_Estratto_.
§ §
Antonello Venditti - "Unica"

I miei genitori lo ascoltavano prima che diventasse mainstream

2011

Il triangolo, chissà perché, ha spesso avuto una certa presa sull'immaginario hipster delle band degli ultimi anni (e non solo). La ragione è probabilmente riconducibile a "Servi della gleba a testa alta/ verso il triangolino che ci esalta".
Per questo quando ho visto questa copertina e capito che Antonello Venditti era, plausibilmente, diventato un hipsterone con i capelli rasati di lato, i baffi, le Clarks e qualche mongolata colorata al posto dei suoi storici Ray-Ban ho pensato che, dopo melensaggini come "Che fantastica storia è la vita" o "Dalla pelle al cuore" era giunto il momento di tornare a dare una possibilità al vecchio Antonellone nazionale.
§ §
_Dati forniti_.
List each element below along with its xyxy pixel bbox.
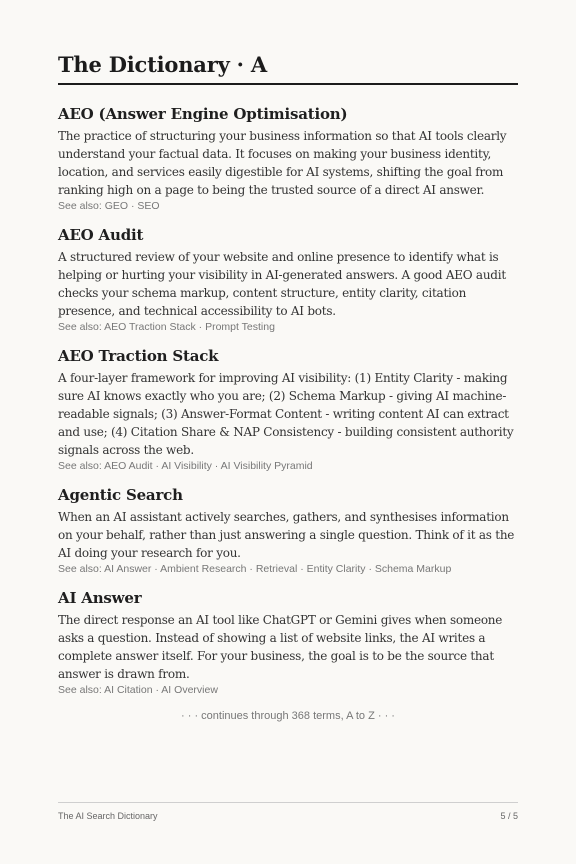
dictionary-page (58, 52, 518, 722)
entry-see-also: See also: AI Answer · Ambient Research · Retrieval · Entity Clarity · Schema Markup (58, 563, 452, 575)
page-footer (58, 802, 518, 821)
entry-definition: The practice of structuring your business information so that AI tools clearly understand your factual data. It focuses on making your business identity, location, and services easily digestible for AI systems, shifting the goal from ranking high on a page to being the trusted source of a direct AI answer. (58, 129, 507, 197)
entry-see-also: See also: AEO Traction Stack · Prompt Testing (58, 321, 275, 333)
entry-see-also: See also: GEO · SEO (58, 200, 160, 212)
entry-list (58, 105, 518, 696)
entry-term: AEO (Answer Engine Optimisation) (58, 105, 348, 123)
entry-see-also: See also: AEO Audit · AI Visibility · AI Visibility Pyramid (58, 460, 313, 472)
entry-definition: A four-layer framework for improving AI visibility: (1) Entity Clarity - making sure AI knows exactly who you are; (2) Schema Markup - giving AI machine-readable signals; (3) Answer-Format Content - writing content AI can extract and use; (4) Citation Share & NAP Consistency - building consistent authority signals across the web. (58, 371, 514, 457)
entry-term: AEO Traction Stack (58, 347, 219, 365)
page-title: The Dictionary · A (58, 52, 518, 85)
footer-page-number: 5 / 5 (500, 811, 518, 821)
entry-definition: A structured review of your website and online presence to identify what is helping or hurting your visibility in AI-generated answers. A good AEO audit checks your schema markup, content structure, entity clarity, citation presence, and technical accessibility to AI bots. (58, 250, 506, 318)
continues-note: · · · continues through 368 terms, A to Z · · · (181, 710, 395, 722)
entry-term: Agentic Search (58, 486, 183, 504)
dictionary-entry (58, 105, 518, 212)
entry-term: AEO Audit (58, 226, 144, 244)
dictionary-entry (58, 226, 518, 333)
dictionary-entry (58, 347, 518, 472)
entry-definition: When an AI assistant actively searches, gathers, and synthesises information on your behalf, rather than just answering a single question. Think of it as the AI doing your research for you. (58, 510, 515, 560)
entry-definition: The direct response an AI tool like ChatGPT or Gemini gives when someone asks a question. Instead of showing a list of website links, the AI writes a complete answer itself. For your business, the goal is to be the source that answer is drawn from. (58, 613, 503, 681)
entry-term: AI Answer (58, 589, 142, 607)
footer-book-title: The AI Search Dictionary (58, 811, 158, 821)
dictionary-entry (58, 486, 518, 575)
dictionary-entry (58, 589, 518, 696)
entry-see-also: See also: AI Citation · AI Overview (58, 684, 218, 696)
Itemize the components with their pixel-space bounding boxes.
§ §
_Parti dell'esercizio_.
**a.** Indichi quali due canzoni di Venditti vengono definite «melensaggini» nella recensione di "Unica".
**b.** Spieghi a che cosa la recensione di "Unica" riconduce la presa del triangolo sull'immaginario hipster delle band degli ultimi anni.
**c.** Prosegua la recensione dell'album "Unica" di Antonello Venditti dopo l'ultima frase riportata.

_Risposte fornite_.
**a.** «Che fantastica storia è la vita» e «Dalla pelle al cuore».

**b.** Secondo la recensione, la ragione è probabilmente riconducibile ai versi «Servi della gleba a testa alta/ verso il triangolino che ci esalta».

**c.**
Anacronistico e contemporaneo a un tempo, "Unica" resuscita stilemi ammuffiti degli anni '80 (batteria - suonata al solito dall'amico Carlo Verdone - con effetto eco, riffoni di chitarra un po' ligabovini un po' funk, ritornelli con cori da stadio e assoli di sax come se Clarence Clemons fosse ancora vivo, suonati dall'argentino Gato Barbieri) ma gli da una parvenza di sostenibilità, mixando tutto a un livello 2011esimamente umano. In verità, non mancano bei passaggi atmosferici al synth, o belle melodie al piano (come quella che dell'incipit che ricorda "Struggle For Pleasure" di Wim Mertens) e alla chitarra (come quella, Coldplayana, che scansiona i versi di "Forever", poi rovinati da un ritornello pomposo e kitsch) e il cantato, seppur meno potente, ha quasi abbandonato i famosi "ragli" di una volta per soluzioni più morbide.
Questo disco mi ha fatto ricordare come l'immediatezza di certo pop sappia rendere con 10 note quei sentimenti che altri generi più di nicchia rendono con 100. E a volte è bello accoccolarsi nella rassicurante banalità: se non altro questo disco è molto meglio di "In questo mondo di ladri" che ascoltai fino alla nausea durante i viaggi in macchina con i miei genitori.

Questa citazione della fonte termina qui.